Work required> Report only the number of lines in this material that include "портфеля".

The data>

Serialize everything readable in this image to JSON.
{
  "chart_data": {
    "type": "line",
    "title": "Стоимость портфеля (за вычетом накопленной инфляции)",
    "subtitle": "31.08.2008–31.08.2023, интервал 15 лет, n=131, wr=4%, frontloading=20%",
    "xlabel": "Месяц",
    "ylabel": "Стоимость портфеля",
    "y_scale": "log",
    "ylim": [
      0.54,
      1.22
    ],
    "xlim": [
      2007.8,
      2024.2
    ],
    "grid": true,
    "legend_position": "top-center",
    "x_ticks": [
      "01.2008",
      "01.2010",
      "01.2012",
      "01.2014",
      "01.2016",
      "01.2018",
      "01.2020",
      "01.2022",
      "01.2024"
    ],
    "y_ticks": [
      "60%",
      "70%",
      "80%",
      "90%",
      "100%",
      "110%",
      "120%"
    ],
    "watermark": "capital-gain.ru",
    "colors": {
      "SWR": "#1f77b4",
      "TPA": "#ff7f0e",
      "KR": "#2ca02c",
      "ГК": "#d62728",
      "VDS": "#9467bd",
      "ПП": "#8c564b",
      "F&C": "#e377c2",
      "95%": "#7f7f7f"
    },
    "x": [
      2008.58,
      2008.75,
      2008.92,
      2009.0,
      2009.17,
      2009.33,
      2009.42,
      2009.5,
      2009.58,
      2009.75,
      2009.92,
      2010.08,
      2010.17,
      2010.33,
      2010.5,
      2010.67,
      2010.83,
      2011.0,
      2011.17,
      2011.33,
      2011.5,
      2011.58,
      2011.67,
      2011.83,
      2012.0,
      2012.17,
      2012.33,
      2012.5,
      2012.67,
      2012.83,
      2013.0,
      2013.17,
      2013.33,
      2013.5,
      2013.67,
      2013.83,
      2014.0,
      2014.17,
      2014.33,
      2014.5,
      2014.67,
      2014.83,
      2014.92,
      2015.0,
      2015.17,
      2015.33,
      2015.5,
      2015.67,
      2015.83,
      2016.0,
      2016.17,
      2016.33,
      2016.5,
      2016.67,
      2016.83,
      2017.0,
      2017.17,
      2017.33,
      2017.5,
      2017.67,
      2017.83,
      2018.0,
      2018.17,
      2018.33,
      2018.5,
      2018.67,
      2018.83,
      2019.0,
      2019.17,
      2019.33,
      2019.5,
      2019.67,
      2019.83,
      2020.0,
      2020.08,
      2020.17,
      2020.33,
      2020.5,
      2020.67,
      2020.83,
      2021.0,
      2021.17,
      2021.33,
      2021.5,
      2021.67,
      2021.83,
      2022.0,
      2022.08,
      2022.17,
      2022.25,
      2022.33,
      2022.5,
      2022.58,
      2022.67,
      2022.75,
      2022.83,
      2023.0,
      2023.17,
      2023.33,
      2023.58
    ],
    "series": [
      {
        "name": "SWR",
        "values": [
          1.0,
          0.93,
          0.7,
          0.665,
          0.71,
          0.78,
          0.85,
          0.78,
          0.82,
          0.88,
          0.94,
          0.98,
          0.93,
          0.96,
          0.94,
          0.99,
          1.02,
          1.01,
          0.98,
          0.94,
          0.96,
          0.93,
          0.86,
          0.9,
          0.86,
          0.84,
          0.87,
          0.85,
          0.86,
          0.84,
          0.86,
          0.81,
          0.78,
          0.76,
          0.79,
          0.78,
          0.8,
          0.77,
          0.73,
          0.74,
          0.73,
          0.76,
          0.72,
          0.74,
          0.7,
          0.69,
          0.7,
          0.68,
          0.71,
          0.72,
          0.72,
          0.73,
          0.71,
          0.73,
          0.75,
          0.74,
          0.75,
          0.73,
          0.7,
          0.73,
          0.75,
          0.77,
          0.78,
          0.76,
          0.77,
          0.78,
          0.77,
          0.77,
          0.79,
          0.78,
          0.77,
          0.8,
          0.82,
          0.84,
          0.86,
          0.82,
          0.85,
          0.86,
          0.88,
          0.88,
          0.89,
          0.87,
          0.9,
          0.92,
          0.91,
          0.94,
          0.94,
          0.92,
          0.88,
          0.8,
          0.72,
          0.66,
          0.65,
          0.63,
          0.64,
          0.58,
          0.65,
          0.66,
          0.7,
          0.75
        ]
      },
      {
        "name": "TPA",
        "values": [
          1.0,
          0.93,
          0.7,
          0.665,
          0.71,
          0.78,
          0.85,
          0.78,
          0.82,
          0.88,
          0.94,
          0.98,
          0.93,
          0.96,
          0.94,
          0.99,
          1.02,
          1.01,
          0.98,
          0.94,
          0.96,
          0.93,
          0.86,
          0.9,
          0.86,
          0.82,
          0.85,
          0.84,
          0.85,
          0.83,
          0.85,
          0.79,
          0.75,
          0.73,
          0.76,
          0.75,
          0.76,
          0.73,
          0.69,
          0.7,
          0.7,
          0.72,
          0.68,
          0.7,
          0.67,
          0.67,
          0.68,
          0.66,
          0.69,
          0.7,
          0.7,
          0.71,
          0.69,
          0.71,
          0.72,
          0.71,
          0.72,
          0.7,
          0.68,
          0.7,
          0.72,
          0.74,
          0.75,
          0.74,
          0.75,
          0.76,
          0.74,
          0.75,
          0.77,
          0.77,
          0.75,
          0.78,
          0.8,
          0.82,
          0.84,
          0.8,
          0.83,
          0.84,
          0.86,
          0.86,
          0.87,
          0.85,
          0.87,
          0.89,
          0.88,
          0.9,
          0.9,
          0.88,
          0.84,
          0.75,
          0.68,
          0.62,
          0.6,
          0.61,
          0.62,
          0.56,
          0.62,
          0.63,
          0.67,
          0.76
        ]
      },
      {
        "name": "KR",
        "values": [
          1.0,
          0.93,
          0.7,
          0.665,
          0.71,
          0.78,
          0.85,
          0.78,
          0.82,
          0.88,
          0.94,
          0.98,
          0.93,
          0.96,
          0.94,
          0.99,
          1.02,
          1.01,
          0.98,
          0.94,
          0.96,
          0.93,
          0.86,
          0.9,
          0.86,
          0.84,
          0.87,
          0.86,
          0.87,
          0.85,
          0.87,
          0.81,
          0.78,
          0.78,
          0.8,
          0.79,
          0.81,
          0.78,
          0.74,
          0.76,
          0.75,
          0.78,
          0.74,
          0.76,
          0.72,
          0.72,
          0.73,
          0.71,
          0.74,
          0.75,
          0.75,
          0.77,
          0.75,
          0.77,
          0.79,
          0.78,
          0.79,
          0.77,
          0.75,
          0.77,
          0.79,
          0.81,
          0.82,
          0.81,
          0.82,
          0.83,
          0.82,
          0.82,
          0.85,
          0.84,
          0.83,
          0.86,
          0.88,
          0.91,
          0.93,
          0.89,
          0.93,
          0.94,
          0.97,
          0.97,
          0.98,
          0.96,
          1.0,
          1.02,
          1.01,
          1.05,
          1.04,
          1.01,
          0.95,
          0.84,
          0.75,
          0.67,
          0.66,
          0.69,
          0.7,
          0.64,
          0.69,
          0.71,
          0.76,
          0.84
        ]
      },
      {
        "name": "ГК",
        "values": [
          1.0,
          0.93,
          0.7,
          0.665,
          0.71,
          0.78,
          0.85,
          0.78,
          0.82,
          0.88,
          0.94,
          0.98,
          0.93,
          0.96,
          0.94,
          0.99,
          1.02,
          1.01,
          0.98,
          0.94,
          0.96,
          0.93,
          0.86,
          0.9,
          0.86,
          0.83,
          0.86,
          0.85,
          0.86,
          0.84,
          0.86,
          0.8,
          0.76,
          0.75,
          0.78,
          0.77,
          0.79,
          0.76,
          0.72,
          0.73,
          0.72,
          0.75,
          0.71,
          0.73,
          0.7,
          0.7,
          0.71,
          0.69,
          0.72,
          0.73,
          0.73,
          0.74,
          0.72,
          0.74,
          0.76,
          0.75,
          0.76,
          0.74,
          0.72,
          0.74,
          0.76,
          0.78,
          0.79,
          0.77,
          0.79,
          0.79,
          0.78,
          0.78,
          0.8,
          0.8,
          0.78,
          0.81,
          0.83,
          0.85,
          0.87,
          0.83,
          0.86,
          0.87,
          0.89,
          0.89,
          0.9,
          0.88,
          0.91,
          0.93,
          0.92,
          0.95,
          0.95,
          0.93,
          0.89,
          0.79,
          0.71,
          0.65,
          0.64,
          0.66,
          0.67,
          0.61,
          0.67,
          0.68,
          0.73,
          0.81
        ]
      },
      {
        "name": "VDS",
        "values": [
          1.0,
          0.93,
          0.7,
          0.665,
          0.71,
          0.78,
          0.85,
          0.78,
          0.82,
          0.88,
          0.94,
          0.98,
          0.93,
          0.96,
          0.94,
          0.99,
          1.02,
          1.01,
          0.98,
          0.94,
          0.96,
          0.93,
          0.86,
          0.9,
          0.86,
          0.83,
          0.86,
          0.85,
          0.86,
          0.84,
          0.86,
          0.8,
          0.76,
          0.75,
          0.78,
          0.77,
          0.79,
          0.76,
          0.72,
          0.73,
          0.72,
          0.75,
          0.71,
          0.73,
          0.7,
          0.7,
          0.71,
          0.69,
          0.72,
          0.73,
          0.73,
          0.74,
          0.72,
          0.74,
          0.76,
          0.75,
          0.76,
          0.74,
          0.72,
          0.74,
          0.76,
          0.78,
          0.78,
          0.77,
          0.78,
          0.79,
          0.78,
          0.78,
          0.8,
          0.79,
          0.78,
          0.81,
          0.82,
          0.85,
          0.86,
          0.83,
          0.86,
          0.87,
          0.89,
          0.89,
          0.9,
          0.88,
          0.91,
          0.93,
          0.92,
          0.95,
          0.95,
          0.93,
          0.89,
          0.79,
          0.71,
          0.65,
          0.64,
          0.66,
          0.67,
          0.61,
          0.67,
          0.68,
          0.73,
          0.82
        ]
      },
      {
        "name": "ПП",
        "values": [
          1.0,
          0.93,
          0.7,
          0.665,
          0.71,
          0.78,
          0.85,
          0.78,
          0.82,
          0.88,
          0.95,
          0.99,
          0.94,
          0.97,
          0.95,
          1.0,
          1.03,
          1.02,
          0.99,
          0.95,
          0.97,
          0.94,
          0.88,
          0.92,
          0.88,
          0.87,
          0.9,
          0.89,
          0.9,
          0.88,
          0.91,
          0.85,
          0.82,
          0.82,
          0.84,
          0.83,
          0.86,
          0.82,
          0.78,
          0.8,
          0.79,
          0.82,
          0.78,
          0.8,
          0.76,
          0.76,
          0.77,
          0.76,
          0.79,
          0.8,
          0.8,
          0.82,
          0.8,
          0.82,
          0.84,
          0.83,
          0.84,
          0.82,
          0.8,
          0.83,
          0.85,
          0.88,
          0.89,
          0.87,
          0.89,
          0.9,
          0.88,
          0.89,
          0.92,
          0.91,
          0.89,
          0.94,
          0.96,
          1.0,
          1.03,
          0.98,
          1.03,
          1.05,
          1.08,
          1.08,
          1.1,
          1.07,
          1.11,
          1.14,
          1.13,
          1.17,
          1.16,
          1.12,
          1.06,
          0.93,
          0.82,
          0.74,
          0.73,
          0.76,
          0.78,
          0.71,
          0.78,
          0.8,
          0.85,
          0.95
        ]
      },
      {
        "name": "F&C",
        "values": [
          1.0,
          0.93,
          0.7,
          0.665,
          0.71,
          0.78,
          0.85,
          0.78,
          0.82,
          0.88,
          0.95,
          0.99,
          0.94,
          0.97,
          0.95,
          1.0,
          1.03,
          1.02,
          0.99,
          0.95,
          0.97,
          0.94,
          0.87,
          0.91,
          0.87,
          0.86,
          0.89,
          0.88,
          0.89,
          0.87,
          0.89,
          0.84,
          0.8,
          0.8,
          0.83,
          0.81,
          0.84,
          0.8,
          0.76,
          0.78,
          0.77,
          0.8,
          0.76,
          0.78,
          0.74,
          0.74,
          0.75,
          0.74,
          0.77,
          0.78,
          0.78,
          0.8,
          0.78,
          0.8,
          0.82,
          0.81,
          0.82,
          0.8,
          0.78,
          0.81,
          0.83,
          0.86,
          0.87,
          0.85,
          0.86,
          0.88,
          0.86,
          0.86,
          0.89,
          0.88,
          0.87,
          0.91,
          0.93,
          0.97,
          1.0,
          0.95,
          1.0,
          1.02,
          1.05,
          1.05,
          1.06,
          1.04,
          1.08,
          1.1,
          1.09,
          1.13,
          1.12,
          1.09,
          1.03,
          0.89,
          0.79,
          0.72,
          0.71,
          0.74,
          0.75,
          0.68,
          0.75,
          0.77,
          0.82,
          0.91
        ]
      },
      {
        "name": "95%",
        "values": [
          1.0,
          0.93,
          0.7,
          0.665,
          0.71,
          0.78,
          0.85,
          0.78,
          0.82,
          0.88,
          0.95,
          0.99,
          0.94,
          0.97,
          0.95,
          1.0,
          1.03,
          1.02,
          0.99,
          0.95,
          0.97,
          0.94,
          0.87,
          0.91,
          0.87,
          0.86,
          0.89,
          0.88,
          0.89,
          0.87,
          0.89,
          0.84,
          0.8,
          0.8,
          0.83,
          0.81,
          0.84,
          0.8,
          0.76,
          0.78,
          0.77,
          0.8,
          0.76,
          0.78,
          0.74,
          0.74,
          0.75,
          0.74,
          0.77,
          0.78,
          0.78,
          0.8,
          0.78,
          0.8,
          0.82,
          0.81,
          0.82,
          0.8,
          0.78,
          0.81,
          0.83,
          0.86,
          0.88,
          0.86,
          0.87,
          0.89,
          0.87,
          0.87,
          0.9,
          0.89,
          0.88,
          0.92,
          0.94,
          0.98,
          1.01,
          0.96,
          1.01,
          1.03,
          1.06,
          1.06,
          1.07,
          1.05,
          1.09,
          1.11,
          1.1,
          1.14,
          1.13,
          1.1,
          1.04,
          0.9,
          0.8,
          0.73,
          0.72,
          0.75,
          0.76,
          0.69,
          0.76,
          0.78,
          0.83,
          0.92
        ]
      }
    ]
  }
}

Exercise result> 2